-- Start of Input material --

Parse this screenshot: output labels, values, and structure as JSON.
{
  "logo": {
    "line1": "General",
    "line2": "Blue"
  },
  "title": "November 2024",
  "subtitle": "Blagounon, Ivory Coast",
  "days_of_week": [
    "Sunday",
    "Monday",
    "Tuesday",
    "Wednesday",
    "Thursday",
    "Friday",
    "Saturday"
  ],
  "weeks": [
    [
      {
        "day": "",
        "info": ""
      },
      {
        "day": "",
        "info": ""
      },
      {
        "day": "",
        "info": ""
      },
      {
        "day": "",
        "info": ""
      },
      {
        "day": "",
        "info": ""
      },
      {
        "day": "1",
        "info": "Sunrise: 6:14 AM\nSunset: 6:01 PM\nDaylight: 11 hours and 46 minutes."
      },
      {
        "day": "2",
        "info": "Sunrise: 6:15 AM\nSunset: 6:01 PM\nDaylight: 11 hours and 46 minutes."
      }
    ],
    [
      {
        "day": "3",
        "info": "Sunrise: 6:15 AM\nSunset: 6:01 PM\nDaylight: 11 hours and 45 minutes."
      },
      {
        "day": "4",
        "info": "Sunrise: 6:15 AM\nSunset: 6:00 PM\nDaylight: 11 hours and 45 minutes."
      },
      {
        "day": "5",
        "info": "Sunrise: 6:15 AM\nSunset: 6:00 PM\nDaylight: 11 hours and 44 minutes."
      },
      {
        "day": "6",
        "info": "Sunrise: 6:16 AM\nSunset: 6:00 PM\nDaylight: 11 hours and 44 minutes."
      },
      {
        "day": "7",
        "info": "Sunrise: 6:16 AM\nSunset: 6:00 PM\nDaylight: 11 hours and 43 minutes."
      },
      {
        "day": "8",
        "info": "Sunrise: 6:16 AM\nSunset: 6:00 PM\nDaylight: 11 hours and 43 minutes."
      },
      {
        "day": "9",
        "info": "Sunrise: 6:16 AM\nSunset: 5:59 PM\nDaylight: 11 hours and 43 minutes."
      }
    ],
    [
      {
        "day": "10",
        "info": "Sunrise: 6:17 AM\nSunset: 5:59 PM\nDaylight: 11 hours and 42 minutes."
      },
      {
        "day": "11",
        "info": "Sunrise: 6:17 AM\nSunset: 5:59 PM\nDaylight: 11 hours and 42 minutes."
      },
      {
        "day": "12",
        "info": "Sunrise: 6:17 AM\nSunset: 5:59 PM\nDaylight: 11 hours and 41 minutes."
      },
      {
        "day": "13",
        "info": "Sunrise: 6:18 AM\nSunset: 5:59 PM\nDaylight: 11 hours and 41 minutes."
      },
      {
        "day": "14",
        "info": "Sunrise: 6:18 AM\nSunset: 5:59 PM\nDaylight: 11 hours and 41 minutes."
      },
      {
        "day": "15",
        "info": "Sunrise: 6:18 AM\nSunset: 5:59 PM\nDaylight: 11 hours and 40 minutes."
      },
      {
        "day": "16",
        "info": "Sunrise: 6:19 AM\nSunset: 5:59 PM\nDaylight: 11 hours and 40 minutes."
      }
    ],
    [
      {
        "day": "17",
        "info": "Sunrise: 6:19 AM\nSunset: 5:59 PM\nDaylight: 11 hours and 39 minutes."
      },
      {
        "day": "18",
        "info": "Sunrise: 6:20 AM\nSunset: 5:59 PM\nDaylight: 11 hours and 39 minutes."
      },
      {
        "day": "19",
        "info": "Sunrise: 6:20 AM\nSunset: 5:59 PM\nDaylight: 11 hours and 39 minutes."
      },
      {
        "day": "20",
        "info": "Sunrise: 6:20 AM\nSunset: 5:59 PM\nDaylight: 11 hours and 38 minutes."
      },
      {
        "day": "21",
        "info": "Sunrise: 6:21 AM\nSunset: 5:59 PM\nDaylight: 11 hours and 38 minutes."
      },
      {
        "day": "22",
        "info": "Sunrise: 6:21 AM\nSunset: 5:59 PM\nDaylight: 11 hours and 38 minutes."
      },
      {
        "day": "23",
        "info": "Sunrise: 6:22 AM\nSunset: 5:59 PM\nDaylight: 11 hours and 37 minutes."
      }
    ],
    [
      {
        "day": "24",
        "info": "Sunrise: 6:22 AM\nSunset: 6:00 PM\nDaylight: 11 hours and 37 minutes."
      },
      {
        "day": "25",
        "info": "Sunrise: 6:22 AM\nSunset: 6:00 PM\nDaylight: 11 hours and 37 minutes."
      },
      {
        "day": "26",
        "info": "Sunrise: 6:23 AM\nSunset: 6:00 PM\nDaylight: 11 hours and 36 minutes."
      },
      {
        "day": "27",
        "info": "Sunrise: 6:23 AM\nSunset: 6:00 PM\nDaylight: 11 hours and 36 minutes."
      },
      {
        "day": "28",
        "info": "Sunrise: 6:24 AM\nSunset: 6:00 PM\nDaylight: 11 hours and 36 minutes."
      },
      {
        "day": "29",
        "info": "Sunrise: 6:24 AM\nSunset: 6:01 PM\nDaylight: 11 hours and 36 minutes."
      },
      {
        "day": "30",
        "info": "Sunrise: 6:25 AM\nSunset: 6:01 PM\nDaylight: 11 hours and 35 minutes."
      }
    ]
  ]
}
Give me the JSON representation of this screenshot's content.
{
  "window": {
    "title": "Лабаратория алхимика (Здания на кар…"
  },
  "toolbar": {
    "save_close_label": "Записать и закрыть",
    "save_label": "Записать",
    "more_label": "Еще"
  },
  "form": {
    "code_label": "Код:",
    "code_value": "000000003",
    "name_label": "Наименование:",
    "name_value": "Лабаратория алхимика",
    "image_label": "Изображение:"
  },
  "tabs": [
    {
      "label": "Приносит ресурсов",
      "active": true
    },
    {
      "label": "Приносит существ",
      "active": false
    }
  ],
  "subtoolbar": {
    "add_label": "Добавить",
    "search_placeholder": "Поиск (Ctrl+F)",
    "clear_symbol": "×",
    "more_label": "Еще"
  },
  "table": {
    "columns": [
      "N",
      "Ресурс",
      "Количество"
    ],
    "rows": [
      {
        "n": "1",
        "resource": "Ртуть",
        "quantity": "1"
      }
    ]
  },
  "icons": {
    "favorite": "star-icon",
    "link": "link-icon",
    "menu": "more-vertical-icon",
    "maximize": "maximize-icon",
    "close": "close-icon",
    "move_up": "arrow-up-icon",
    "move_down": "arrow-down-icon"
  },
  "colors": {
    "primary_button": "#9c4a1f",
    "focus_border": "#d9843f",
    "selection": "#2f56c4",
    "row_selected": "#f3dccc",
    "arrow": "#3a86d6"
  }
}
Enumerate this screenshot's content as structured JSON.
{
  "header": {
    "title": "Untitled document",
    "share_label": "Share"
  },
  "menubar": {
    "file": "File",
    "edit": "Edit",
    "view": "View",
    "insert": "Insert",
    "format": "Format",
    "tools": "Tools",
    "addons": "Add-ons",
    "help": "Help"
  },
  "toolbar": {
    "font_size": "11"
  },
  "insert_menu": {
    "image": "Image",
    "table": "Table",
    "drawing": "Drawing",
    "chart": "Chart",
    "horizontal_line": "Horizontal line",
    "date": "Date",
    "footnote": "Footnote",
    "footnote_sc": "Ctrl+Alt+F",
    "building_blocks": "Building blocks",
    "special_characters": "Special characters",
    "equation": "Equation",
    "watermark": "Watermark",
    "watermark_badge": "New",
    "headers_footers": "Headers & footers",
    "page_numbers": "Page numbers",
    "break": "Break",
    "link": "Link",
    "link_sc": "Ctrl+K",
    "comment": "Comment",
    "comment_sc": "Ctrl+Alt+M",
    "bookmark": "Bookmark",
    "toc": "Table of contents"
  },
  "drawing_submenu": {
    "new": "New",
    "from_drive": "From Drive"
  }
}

-- End of Input material --

Requirement
Write the entries again, exactly as they stand.

Written reply
Parse this screenshot: output labels, values, and structure as JSON.
{
  "logo": {
    "line1": "General",
    "line2": "Blue"
  },
  "title": "November 2024",
  "subtitle": "Blagounon, Ivory Coast",
  "days_of_week": [
    "Sunday",
    "Monday",
    "Tuesday",
    "Wednesday",
    "Thursday",
    "Friday",
    "Saturday"
  ],
  "weeks": [
    [
      {
        "day": "",
        "info": ""
      },
      {
        "day": "",
        "info": ""
      },
      {
        "day": "",
        "info": ""
      },
      {
        "day": "",
        "info": ""
      },
      {
        "day": "",
        "info": ""
      },
      {
        "day": "1",
        "info": "Sunrise: 6:14 AM\nSunset: 6:01 PM\nDaylight: 11 hours and 46 minutes."
      },
      {
        "day": "2",
        "info": "Sunrise: 6:15 AM\nSunset: 6:01 PM\nDaylight: 11 hours and 46 minutes."
      }
    ],
    [
      {
        "day": "3",
        "info": "Sunrise: 6:15 AM\nSunset: 6:01 PM\nDaylight: 11 hours and 45 minutes."
      },
      {
        "day": "4",
        "info": "Sunrise: 6:15 AM\nSunset: 6:00 PM\nDaylight: 11 hours and 45 minutes."
      },
      {
        "day": "5",
        "info": "Sunrise: 6:15 AM\nSunset: 6:00 PM\nDaylight: 11 hours and 44 minutes."
      },
      {
        "day": "6",
        "info": "Sunrise: 6:16 AM\nSunset: 6:00 PM\nDaylight: 11 hours and 44 minutes."
      },
      {
        "day": "7",
        "info": "Sunrise: 6:16 AM\nSunset: 6:00 PM\nDaylight: 11 hours and 43 minutes."
      },
      {
        "day": "8",
        "info": "Sunrise: 6:16 AM\nSunset: 6:00 PM\nDaylight: 11 hours and 43 minutes."
      },
      {
        "day": "9",
        "info": "Sunrise: 6:16 AM\nSunset: 5:59 PM\nDaylight: 11 hours and 43 minutes."
      }
    ],
    [
      {
        "day": "10",
        "info": "Sunrise: 6:17 AM\nSunset: 5:59 PM\nDaylight: 11 hours and 42 minutes."
      },
      {
        "day": "11",
        "info": "Sunrise: 6:17 AM\nSunset: 5:59 PM\nDaylight: 11 hours and 42 minutes."
      },
      {
        "day": "12",
        "info": "Sunrise: 6:17 AM\nSunset: 5:59 PM\nDaylight: 11 hours and 41 minutes."
      },
      {
        "day": "13",
        "info": "Sunrise: 6:18 AM\nSunset: 5:59 PM\nDaylight: 11 hours and 41 minutes."
      },
      {
        "day": "14",
        "info": "Sunrise: 6:18 AM\nSunset: 5:59 PM\nDaylight: 11 hours and 41 minutes."
      },
      {
        "day": "15",
        "info": "Sunrise: 6:18 AM\nSunset: 5:59 PM\nDaylight: 11 hours and 40 minutes."
      },
      {
        "day": "16",
        "info": "Sunrise: 6:19 AM\nSunset: 5:59 PM\nDaylight: 11 hours and 40 minutes."
      }
    ],
    [
      {
        "day": "17",
        "info": "Sunrise: 6:19 AM\nSunset: 5:59 PM\nDaylight: 11 hours and 39 minutes."
      },
      {
        "day": "18",
        "info": "Sunrise: 6:20 AM\nSunset: 5:59 PM\nDaylight: 11 hours and 39 minutes."
      },
      {
        "day": "19",
        "info": "Sunrise: 6:20 AM\nSunset: 5:59 PM\nDaylight: 11 hours and 39 minutes."
      },
      {
        "day": "20",
        "info": "Sunrise: 6:20 AM\nSunset: 5:59 PM\nDaylight: 11 hours and 38 minutes."
      },
      {
        "day": "21",
        "info": "Sunrise: 6:21 AM\nSunset: 5:59 PM\nDaylight: 11 hours and 38 minutes."
      },
      {
        "day": "22",
        "info": "Sunrise: 6:21 AM\nSunset: 5:59 PM\nDaylight: 11 hours and 38 minutes."
      },
      {
        "day": "23",
        "info": "Sunrise: 6:22 AM\nSunset: 5:59 PM\nDaylight: 11 hours and 37 minutes."
      }
    ],
    [
      {
        "day": "24",
        "info": "Sunrise: 6:22 AM\nSunset: 6:00 PM\nDaylight: 11 hours and 37 minutes."
      },
      {
        "day": "25",
        "info": "Sunrise: 6:22 AM\nSunset: 6:00 PM\nDaylight: 11 hours and 37 minutes."
      },
      {
        "day": "26",
        "info": "Sunrise: 6:23 AM\nSunset: 6:00 PM\nDaylight: 11 hours and 36 minutes."
      },
      {
        "day": "27",
        "info": "Sunrise: 6:23 AM\nSunset: 6:00 PM\nDaylight: 11 hours and 36 minutes."
      },
      {
        "day": "28",
        "info": "Sunrise: 6:24 AM\nSunset: 6:00 PM\nDaylight: 11 hours and 36 minutes."
      },
      {
        "day": "29",
        "info": "Sunrise: 6:24 AM\nSunset: 6:01 PM\nDaylight: 11 hours and 36 minutes."
      },
      {
        "day": "30",
        "info": "Sunrise: 6:25 AM\nSunset: 6:01 PM\nDaylight: 11 hours and 35 minutes."
      }
    ]
  ]
}
Give me the JSON representation of this screenshot's content.
{
  "window": {
    "title": "Лабаратория алхимика (Здания на кар…"
  },
  "toolbar": {
    "save_close_label": "Записать и закрыть",
    "save_label": "Записать",
    "more_label": "Еще"
  },
  "form": {
    "code_label": "Код:",
    "code_value": "000000003",
    "name_label": "Наименование:",
    "name_value": "Лабаратория алхимика",
    "image_label": "Изображение:"
  },
  "tabs": [
    {
      "label": "Приносит ресурсов",
      "active": true
    },
    {
      "label": "Приносит существ",
      "active": false
    }
  ],
  "subtoolbar": {
    "add_label": "Добавить",
    "search_placeholder": "Поиск (Ctrl+F)",
    "clear_symbol": "×",
    "more_label": "Еще"
  },
  "table": {
    "columns": [
      "N",
      "Ресурс",
      "Количество"
    ],
    "rows": [
      {
        "n": "1",
        "resource": "Ртуть",
        "quantity": "1"
      }
    ]
  },
  "icons": {
    "favorite": "star-icon",
    "link": "link-icon",
    "menu": "more-vertical-icon",
    "maximize": "maximize-icon",
    "close": "close-icon",
    "move_up": "arrow-up-icon",
    "move_down": "arrow-down-icon"
  },
  "colors": {
    "primary_button": "#9c4a1f",
    "focus_border": "#d9843f",
    "selection": "#2f56c4",
    "row_selected": "#f3dccc",
    "arrow": "#3a86d6"
  }
}
Enumerate this screenshot's content as structured JSON.
{
  "header": {
    "title": "Untitled document",
    "share_label": "Share"
  },
  "menubar": {
    "file": "File",
    "edit": "Edit",
    "view": "View",
    "insert": "Insert",
    "format": "Format",
    "tools": "Tools",
    "addons": "Add-ons",
    "help": "Help"
  },
  "toolbar": {
    "font_size": "11"
  },
  "insert_menu": {
    "image": "Image",
    "table": "Table",
    "drawing": "Drawing",
    "chart": "Chart",
    "horizontal_line": "Horizontal line",
    "date": "Date",
    "footnote": "Footnote",
    "footnote_sc": "Ctrl+Alt+F",
    "building_blocks": "Building blocks",
    "special_characters": "Special characters",
    "equation": "Equation",
    "watermark": "Watermark",
    "watermark_badge": "New",
    "headers_footers": "Headers & footers",
    "page_numbers": "Page numbers",
    "break": "Break",
    "link": "Link",
    "link_sc": "Ctrl+K",
    "comment": "Comment",
    "comment_sc": "Ctrl+Alt+M",
    "bookmark": "Bookmark",
    "toc": "Table of contents"
  },
  "drawing_submenu": {
    "new": "New",
    "from_drive": "From Drive"
  }
}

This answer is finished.